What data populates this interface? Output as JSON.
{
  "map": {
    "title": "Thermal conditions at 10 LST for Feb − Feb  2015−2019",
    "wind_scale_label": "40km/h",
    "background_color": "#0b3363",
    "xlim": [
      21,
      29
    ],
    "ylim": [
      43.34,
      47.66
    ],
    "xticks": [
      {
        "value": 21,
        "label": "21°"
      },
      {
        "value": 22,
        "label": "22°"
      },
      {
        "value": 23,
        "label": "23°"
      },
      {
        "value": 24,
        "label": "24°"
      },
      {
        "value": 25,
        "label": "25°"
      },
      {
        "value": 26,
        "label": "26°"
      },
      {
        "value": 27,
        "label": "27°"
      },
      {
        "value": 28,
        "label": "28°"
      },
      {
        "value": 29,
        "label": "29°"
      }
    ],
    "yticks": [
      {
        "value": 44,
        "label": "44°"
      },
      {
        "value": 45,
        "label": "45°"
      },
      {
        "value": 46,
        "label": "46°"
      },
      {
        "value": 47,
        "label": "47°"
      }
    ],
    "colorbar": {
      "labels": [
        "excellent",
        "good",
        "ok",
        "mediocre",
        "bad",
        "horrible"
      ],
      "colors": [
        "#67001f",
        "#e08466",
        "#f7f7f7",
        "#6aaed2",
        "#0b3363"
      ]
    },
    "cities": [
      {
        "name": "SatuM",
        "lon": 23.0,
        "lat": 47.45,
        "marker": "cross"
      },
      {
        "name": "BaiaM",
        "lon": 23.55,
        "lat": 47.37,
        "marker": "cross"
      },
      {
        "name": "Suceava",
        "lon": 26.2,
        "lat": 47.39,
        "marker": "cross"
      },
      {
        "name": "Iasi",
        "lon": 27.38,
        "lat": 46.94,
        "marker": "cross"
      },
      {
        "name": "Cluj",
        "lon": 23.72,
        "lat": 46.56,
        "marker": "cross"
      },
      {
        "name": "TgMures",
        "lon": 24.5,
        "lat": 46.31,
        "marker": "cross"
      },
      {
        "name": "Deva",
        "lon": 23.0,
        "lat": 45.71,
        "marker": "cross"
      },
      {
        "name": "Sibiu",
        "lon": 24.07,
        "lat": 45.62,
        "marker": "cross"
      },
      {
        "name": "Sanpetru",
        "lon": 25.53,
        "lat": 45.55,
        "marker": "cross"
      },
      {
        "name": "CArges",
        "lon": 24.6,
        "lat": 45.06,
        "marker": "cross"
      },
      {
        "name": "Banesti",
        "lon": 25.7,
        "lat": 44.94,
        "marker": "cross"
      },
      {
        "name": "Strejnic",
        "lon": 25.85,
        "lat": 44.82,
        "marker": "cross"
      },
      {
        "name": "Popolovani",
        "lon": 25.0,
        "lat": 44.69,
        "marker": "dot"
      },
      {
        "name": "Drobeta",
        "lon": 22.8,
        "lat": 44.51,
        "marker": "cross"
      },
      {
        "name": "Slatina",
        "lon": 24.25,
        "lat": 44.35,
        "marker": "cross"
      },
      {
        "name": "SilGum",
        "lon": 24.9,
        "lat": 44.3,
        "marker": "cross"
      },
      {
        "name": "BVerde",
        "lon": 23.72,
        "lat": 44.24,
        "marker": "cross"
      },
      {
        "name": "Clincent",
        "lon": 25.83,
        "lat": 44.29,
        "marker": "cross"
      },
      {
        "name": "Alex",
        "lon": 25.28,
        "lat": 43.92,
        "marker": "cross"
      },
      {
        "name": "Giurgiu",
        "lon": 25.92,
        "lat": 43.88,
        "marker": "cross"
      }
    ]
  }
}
• • • • •
**Your objective**
Write the complete data out, exactly as above.

**Expected answer**
What data populates this interface? Output as JSON.
{
  "map": {
    "title": "Thermal conditions at 10 LST for Feb − Feb  2015−2019",
    "wind_scale_label": "40km/h",
    "background_color": "#0b3363",
    "xlim": [
      21,
      29
    ],
    "ylim": [
      43.34,
      47.66
    ],
    "xticks": [
      {
        "value": 21,
        "label": "21°"
      },
      {
        "value": 22,
        "label": "22°"
      },
      {
        "value": 23,
        "label": "23°"
      },
      {
        "value": 24,
        "label": "24°"
      },
      {
        "value": 25,
        "label": "25°"
      },
      {
        "value": 26,
        "label": "26°"
      },
      {
        "value": 27,
        "label": "27°"
      },
      {
        "value": 28,
        "label": "28°"
      },
      {
        "value": 29,
        "label": "29°"
      }
    ],
    "yticks": [
      {
        "value": 44,
        "label": "44°"
      },
      {
        "value": 45,
        "label": "45°"
      },
      {
        "value": 46,
        "label": "46°"
      },
      {
        "value": 47,
        "label": "47°"
      }
    ],
    "colorbar": {
      "labels": [
        "excellent",
        "good",
        "ok",
        "mediocre",
        "bad",
        "horrible"
      ],
      "colors": [
        "#67001f",
        "#e08466",
        "#f7f7f7",
        "#6aaed2",
        "#0b3363"
      ]
    },
    "cities": [
      {
        "name": "SatuM",
        "lon": 23.0,
        "lat": 47.45,
        "marker": "cross"
      },
      {
        "name": "BaiaM",
        "lon": 23.55,
        "lat": 47.37,
        "marker": "cross"
      },
      {
        "name": "Suceava",
        "lon": 26.2,
        "lat": 47.39,
        "marker": "cross"
      },
      {
        "name": "Iasi",
        "lon": 27.38,
        "lat": 46.94,
        "marker": "cross"
      },
      {
        "name": "Cluj",
        "lon": 23.72,
        "lat": 46.56,
        "marker": "cross"
      },
      {
        "name": "TgMures",
        "lon": 24.5,
        "lat": 46.31,
        "marker": "cross"
      },
      {
        "name": "Deva",
        "lon": 23.0,
        "lat": 45.71,
        "marker": "cross"
      },
      {
        "name": "Sibiu",
        "lon": 24.07,
        "lat": 45.62,
        "marker": "cross"
      },
      {
        "name": "Sanpetru",
        "lon": 25.53,
        "lat": 45.55,
        "marker": "cross"
      },
      {
        "name": "CArges",
        "lon": 24.6,
        "lat": 45.06,
        "marker": "cross"
      },
      {
        "name": "Banesti",
        "lon": 25.7,
        "lat": 44.94,
        "marker": "cross"
      },
      {
        "name": "Strejnic",
        "lon": 25.85,
        "lat": 44.82,
        "marker": "cross"
      },
      {
        "name": "Popolovani",
        "lon": 25.0,
        "lat": 44.69,
        "marker": "dot"
      },
      {
        "name": "Drobeta",
        "lon": 22.8,
        "lat": 44.51,
        "marker": "cross"
      },
      {
        "name": "Slatina",
        "lon": 24.25,
        "lat": 44.35,
        "marker": "cross"
      },
      {
        "name": "SilGum",
        "lon": 24.9,
        "lat": 44.3,
        "marker": "cross"
      },
      {
        "name": "BVerde",
        "lon": 23.72,
        "lat": 44.24,
        "marker": "cross"
      },
      {
        "name": "Clincent",
        "lon": 25.83,
        "lat": 44.29,
        "marker": "cross"
      },
      {
        "name": "Alex",
        "lon": 25.28,
        "lat": 43.92,
        "marker": "cross"
      },
      {
        "name": "Giurgiu",
        "lon": 25.92,
        "lat": 43.88,
        "marker": "cross"
      }
    ]
  }
}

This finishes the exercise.